Required task: In your copy, repeat the records exactly and leave out the pictures.

▼

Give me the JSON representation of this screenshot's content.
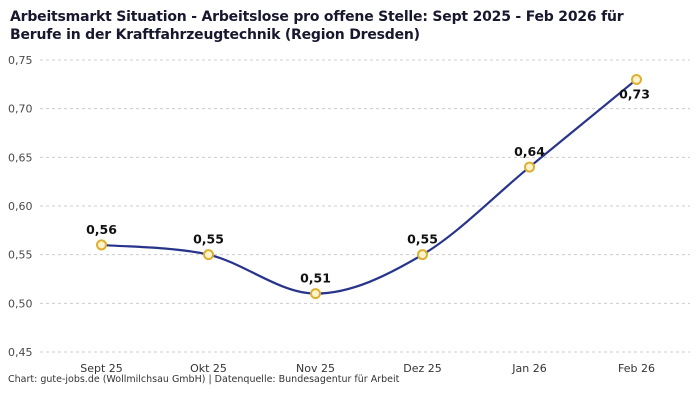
{
  "header": {
    "title": "Arbeitsmarkt Situation - Arbeitslose pro offene Stelle: Sept 2025 - Feb 2026 für Berufe in der Kraftfahrzeugtechnik (Region Dresden)"
  },
  "footer": {
    "credit": "Chart: gute-jobs.de (Wollmilchsau GmbH) | Datenquelle: Bundesagentur für Arbeit"
  },
  "chart_data": {
    "type": "line",
    "title": "Arbeitsmarkt Situation - Arbeitslose pro offene Stelle: Sept 2025 - Feb 2026 für Berufe in der Kraftfahrzeugtechnik (Region Dresden)",
    "categories": [
      "Sept 25",
      "Okt 25",
      "Nov 25",
      "Dez 25",
      "Jan 26",
      "Feb 26"
    ],
    "values": [
      0.56,
      0.55,
      0.51,
      0.55,
      0.64,
      0.73
    ],
    "value_labels": [
      "0,56",
      "0,55",
      "0,51",
      "0,55",
      "0,64",
      "0,73"
    ],
    "xlabel": "",
    "ylabel": "",
    "ylim": [
      0.45,
      0.75
    ],
    "y_tick_values": [
      0.45,
      0.5,
      0.55,
      0.6,
      0.65,
      0.7,
      0.75
    ],
    "y_tick_labels": [
      "0,45",
      "0,50",
      "0,55",
      "0,60",
      "0,65",
      "0,70",
      "0,75"
    ],
    "grid": "horizontal-dashed",
    "legend": "none",
    "colors": {
      "line": "#27348b",
      "marker_fill": "#fdf3cf",
      "marker_stroke": "#ddb02f",
      "grid": "#cccccc",
      "tick_text": "#4a4a4a",
      "label_text": "#111111"
    }
  }
}
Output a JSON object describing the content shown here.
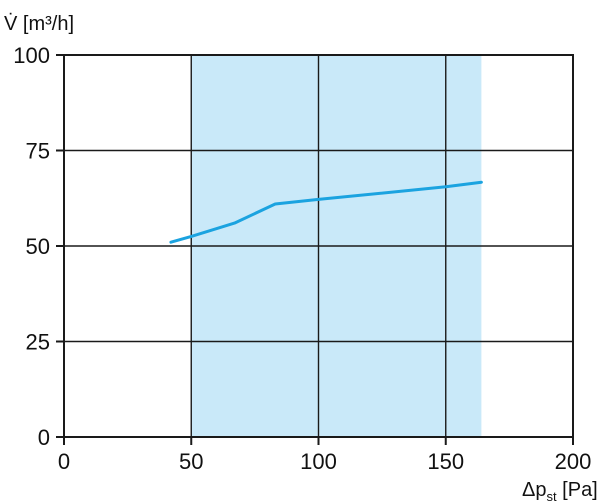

▲

Result of this task:
Give me the JSON representation of this screenshot's content.
{
  "header": {
    "title": "Arbeitsmarkt Situation - Arbeitslose pro offene Stelle: Sept 2025 - Feb 2026 für Berufe in der Kraftfahrzeugtechnik (Region Dresden)"
  },
  "footer": {
    "credit": "Chart: gute-jobs.de (Wollmilchsau GmbH) | Datenquelle: Bundesagentur für Arbeit"
  },
  "chart_data": {
    "type": "line",
    "title": "Arbeitsmarkt Situation - Arbeitslose pro offene Stelle: Sept 2025 - Feb 2026 für Berufe in der Kraftfahrzeugtechnik (Region Dresden)",
    "categories": [
      "Sept 25",
      "Okt 25",
      "Nov 25",
      "Dez 25",
      "Jan 26",
      "Feb 26"
    ],
    "values": [
      0.56,
      0.55,
      0.51,
      0.55,
      0.64,
      0.73
    ],
    "value_labels": [
      "0,56",
      "0,55",
      "0,51",
      "0,55",
      "0,64",
      "0,73"
    ],
    "xlabel": "",
    "ylabel": "",
    "ylim": [
      0.45,
      0.75
    ],
    "y_tick_values": [
      0.45,
      0.5,
      0.55,
      0.6,
      0.65,
      0.7,
      0.75
    ],
    "y_tick_labels": [
      "0,45",
      "0,50",
      "0,55",
      "0,60",
      "0,65",
      "0,70",
      "0,75"
    ],
    "grid": "horizontal-dashed",
    "legend": "none",
    "colors": {
      "line": "#27348b",
      "marker_fill": "#fdf3cf",
      "marker_stroke": "#ddb02f",
      "grid": "#cccccc",
      "tick_text": "#4a4a4a",
      "label_text": "#111111"
    }
  }
}
Output a JSON object describing the content shown here.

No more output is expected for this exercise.